Scan the data below. Pull out each line where "ylabel" occurs.
Start
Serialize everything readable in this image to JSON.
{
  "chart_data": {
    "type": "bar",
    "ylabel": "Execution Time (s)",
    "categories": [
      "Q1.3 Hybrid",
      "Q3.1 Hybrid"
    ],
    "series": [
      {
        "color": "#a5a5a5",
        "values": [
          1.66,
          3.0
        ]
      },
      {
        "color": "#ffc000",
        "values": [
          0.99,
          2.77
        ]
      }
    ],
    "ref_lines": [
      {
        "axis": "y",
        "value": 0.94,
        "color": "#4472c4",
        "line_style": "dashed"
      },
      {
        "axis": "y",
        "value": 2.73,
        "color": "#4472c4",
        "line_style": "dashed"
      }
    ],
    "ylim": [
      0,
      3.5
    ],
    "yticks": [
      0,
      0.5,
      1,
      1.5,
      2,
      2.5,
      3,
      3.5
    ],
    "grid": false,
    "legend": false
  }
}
End
Start
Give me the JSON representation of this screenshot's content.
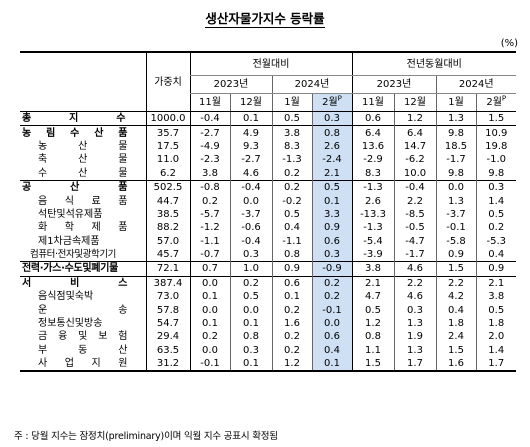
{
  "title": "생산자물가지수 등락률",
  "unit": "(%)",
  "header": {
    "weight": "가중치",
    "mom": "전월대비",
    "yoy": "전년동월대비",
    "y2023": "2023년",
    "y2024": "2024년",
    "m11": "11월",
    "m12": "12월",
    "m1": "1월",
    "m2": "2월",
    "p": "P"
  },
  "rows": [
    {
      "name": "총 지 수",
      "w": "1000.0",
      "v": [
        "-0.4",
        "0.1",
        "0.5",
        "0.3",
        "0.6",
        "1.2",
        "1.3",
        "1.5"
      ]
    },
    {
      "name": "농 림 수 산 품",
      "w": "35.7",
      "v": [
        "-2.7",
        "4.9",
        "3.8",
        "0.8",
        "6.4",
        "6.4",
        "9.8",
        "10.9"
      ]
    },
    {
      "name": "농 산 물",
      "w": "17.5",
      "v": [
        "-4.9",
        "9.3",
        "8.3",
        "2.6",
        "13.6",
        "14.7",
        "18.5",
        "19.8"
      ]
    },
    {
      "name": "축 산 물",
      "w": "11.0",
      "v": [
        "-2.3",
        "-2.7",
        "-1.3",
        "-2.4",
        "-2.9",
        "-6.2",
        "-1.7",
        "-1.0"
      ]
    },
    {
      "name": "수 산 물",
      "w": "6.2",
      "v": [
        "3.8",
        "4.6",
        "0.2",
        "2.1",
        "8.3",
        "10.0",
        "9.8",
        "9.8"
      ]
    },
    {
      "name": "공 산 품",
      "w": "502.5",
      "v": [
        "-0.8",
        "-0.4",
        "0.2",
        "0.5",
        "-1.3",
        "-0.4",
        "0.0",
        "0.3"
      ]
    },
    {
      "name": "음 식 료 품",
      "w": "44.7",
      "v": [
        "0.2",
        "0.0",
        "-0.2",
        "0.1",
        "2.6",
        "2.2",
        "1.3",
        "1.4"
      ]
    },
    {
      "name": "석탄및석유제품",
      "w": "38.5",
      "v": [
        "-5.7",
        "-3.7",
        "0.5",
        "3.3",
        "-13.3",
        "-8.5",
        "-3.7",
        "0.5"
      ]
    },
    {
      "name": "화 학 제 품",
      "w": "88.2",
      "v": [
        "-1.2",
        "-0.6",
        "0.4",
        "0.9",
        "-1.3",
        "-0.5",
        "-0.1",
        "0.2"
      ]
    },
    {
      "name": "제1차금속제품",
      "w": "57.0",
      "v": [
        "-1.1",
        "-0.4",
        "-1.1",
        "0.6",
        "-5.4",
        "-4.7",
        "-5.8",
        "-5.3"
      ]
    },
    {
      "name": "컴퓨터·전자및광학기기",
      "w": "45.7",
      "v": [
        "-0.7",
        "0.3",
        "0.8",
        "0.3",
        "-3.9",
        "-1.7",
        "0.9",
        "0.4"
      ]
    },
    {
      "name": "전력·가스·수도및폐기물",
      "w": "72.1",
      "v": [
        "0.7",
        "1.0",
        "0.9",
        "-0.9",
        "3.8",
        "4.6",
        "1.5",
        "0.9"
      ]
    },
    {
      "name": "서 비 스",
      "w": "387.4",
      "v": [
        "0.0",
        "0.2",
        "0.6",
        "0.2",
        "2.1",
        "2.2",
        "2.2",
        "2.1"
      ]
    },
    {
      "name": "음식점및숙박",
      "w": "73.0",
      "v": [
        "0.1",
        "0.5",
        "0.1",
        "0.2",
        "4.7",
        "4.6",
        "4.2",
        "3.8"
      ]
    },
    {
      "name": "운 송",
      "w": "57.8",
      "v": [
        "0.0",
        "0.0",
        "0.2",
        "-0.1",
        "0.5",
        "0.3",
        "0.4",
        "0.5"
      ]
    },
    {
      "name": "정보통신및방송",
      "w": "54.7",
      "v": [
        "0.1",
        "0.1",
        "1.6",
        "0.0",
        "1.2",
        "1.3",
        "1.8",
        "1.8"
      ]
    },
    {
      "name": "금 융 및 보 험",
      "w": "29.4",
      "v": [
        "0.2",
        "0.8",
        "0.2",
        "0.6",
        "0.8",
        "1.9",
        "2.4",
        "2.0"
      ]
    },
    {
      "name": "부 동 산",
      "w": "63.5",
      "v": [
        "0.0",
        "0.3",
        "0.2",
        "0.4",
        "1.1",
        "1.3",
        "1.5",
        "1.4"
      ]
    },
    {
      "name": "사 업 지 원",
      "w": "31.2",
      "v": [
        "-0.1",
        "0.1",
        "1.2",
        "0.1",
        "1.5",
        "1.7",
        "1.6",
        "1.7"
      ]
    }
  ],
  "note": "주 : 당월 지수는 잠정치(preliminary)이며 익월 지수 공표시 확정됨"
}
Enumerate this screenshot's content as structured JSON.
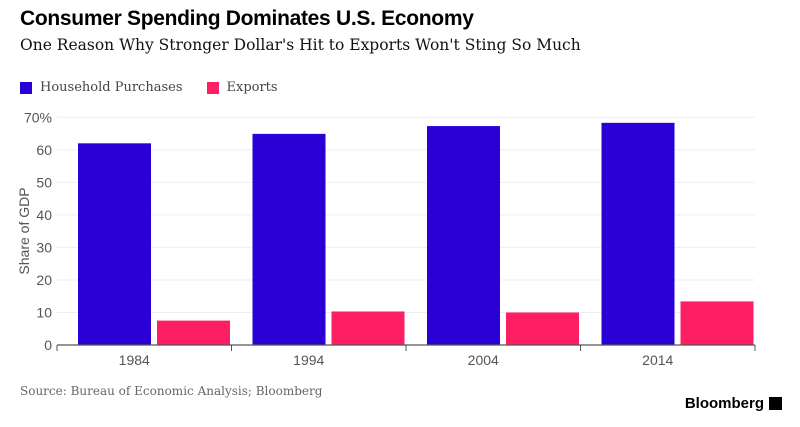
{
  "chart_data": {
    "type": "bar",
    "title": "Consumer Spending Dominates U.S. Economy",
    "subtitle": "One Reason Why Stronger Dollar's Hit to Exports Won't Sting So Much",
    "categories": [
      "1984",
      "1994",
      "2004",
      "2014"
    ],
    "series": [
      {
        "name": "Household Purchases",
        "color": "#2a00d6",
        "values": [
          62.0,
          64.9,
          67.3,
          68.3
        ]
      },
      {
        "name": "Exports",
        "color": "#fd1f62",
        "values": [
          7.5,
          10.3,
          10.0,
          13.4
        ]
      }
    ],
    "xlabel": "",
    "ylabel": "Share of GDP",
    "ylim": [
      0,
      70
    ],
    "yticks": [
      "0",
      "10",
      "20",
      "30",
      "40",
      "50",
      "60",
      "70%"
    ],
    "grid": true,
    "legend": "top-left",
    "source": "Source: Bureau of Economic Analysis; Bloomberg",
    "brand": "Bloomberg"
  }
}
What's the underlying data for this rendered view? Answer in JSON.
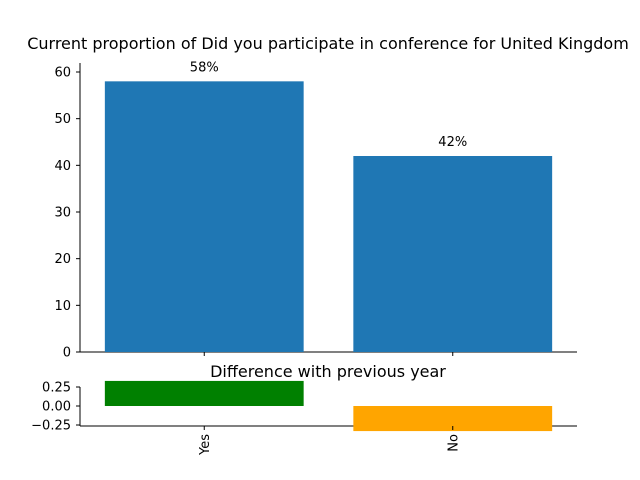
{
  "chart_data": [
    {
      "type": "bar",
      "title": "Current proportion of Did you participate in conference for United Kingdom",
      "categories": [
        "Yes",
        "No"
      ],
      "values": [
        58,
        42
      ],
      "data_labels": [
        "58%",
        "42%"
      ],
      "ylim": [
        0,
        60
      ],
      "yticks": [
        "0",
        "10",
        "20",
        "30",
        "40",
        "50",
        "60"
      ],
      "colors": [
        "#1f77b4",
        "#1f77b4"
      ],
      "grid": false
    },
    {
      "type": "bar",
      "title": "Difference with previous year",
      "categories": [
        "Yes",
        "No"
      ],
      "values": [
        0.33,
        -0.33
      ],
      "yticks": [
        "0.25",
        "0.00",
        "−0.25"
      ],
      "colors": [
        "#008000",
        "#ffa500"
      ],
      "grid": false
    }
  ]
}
End
__TASK OUTPUT__:
    "ylabel": "Execution Time (s)",
    "ylabel": "Share of GDP",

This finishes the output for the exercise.